→ **Goal**
Review the material and extract every line in which the word "Club" occurs.

[Stored data]
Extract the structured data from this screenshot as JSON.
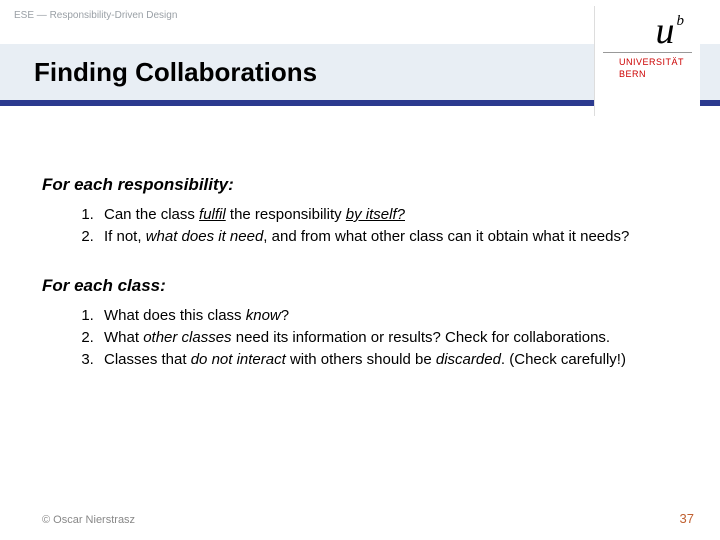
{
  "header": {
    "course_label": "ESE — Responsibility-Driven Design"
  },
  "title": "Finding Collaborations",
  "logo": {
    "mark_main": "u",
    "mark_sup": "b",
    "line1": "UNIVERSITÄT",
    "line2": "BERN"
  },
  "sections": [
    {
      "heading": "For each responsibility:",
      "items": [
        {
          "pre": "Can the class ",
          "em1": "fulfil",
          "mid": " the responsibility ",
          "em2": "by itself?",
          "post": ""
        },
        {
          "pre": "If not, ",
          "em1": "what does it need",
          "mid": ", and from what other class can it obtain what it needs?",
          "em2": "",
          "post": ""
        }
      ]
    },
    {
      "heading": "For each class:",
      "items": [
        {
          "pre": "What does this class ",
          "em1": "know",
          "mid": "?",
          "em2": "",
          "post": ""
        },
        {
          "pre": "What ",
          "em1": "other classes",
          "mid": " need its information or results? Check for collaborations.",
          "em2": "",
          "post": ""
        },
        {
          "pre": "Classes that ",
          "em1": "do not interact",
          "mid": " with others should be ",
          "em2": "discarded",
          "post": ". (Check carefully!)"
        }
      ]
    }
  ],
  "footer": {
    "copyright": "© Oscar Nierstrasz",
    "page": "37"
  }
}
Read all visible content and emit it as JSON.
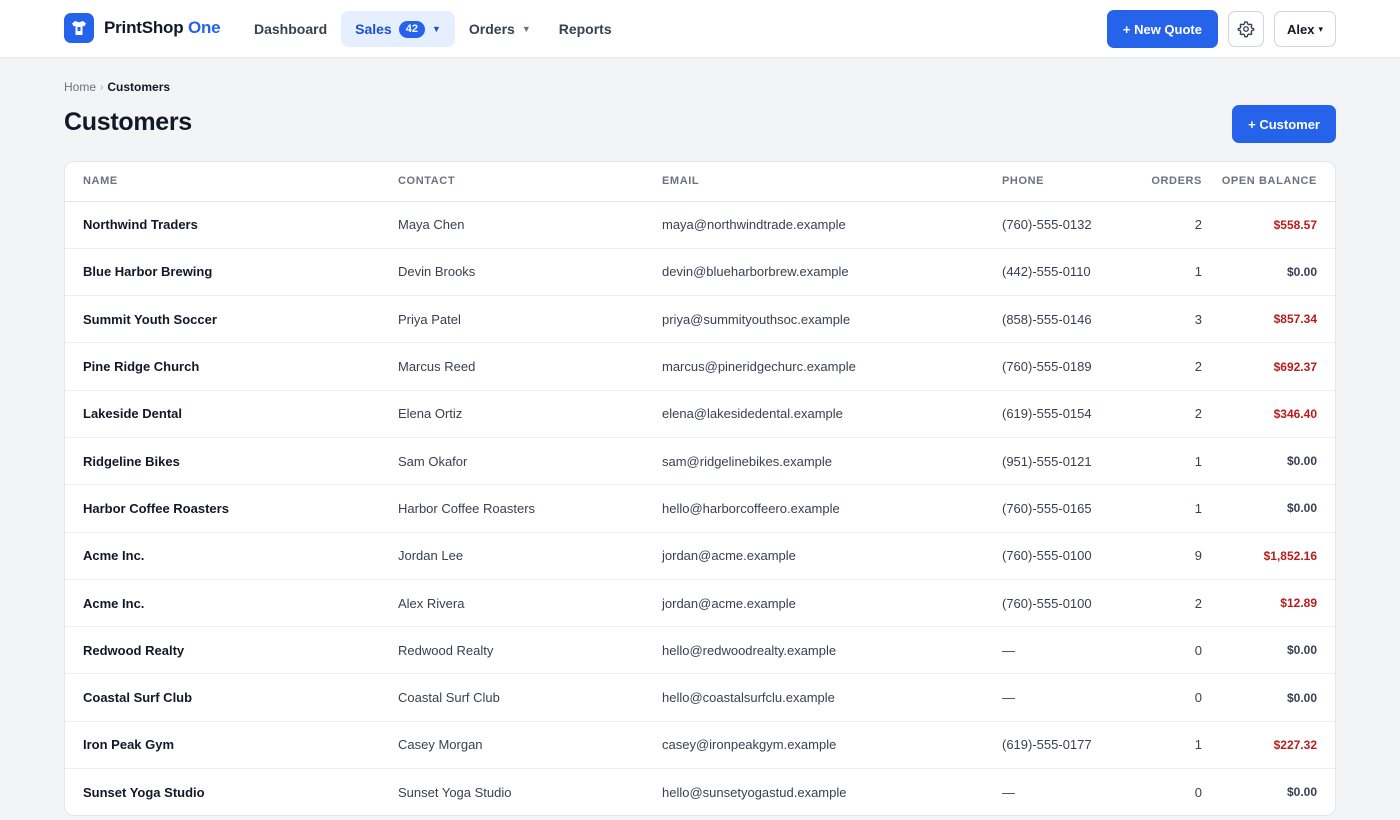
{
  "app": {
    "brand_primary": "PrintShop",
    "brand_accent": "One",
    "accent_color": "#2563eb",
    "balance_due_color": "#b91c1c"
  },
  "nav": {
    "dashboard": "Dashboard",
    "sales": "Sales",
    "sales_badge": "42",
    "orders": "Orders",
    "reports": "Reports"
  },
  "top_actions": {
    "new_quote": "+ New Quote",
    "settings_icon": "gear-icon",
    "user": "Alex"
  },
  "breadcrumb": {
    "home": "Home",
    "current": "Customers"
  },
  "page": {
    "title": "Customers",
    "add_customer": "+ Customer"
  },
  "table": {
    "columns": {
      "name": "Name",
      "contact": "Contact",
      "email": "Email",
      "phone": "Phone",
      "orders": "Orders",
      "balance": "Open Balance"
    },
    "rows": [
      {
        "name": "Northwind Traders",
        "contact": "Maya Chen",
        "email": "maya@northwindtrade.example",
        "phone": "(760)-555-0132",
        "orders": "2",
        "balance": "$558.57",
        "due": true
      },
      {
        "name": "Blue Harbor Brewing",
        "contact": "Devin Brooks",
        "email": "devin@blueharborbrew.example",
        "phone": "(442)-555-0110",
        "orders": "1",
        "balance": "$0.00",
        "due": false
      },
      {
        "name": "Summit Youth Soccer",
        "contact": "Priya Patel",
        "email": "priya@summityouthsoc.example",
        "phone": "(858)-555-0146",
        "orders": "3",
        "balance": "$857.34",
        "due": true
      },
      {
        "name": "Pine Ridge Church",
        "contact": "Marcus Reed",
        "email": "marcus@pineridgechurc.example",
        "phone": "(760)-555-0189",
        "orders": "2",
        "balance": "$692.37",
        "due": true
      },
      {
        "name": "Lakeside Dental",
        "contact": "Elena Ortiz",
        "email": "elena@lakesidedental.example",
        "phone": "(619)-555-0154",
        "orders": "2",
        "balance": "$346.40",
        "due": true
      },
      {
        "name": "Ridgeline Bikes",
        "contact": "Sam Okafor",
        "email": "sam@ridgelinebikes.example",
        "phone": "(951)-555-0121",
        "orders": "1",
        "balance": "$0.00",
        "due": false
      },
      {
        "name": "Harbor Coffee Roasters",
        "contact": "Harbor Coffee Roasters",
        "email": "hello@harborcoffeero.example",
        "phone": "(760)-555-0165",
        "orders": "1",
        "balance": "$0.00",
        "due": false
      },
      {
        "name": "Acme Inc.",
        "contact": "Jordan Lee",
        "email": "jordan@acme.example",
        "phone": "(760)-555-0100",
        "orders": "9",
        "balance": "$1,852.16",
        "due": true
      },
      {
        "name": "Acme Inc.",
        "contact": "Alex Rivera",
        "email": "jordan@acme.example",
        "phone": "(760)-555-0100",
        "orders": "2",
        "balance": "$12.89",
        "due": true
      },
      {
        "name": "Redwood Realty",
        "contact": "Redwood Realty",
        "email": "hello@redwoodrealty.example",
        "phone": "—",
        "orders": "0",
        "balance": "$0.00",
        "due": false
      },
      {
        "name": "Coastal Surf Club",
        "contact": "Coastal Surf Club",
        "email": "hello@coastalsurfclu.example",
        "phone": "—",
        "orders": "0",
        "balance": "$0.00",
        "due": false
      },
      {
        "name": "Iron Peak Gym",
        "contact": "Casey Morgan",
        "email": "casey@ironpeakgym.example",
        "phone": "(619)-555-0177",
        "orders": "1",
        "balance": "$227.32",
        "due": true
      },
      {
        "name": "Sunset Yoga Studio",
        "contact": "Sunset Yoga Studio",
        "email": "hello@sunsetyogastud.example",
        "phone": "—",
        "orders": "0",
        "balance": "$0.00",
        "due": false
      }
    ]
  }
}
...
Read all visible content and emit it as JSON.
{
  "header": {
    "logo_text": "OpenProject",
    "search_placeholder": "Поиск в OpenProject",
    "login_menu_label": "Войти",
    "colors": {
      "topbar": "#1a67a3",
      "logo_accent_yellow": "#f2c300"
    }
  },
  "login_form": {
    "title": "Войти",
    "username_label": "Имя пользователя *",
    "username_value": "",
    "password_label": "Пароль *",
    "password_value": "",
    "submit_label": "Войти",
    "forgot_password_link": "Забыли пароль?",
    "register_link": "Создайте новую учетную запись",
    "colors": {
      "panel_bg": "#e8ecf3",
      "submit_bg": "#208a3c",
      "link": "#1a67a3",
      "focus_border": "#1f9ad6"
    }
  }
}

→ **Result for this exercise**
        "name": "Coastal Surf Club",
        "contact": "Coastal Surf Club",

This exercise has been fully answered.